Gather every line below where "Potential" appears.

A run of records
►
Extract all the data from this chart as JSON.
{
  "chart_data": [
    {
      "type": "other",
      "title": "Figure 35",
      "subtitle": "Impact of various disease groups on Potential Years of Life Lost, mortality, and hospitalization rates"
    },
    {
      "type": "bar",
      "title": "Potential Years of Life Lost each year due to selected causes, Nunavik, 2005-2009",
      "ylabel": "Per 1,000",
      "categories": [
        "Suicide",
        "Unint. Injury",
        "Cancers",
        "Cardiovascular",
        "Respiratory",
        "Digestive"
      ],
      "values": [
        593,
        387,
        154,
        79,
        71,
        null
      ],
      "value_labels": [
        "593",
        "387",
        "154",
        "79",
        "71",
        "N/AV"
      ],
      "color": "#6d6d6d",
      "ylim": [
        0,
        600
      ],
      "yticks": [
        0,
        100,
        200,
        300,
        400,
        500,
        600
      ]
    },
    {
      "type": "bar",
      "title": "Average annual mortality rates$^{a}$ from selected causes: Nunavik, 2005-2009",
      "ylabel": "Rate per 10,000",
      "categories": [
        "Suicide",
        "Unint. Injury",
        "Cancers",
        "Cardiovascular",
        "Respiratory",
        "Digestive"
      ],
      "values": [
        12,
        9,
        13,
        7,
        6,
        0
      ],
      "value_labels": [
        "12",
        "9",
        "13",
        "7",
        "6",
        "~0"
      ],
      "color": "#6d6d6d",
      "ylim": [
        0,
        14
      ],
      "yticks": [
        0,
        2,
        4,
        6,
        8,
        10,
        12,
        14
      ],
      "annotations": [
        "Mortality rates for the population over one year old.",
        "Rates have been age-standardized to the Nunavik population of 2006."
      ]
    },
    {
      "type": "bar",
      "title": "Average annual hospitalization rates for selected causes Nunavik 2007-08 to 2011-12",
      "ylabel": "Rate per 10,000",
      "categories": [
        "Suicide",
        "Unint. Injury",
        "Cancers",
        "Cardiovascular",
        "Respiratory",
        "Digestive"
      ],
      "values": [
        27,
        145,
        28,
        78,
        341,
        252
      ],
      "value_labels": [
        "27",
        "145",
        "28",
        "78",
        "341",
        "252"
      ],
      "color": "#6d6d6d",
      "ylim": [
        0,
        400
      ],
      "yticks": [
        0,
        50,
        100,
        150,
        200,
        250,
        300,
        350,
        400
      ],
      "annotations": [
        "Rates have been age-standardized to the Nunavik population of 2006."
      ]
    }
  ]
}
◄
§ Reply
      "subtitle": "Impact of various disease groups on Potential Years of Life Lost, mortality, and hospitalization rates"
      "title": "Potential Years of Life Lost each year due to selected causes, Nunavik, 2005-2009",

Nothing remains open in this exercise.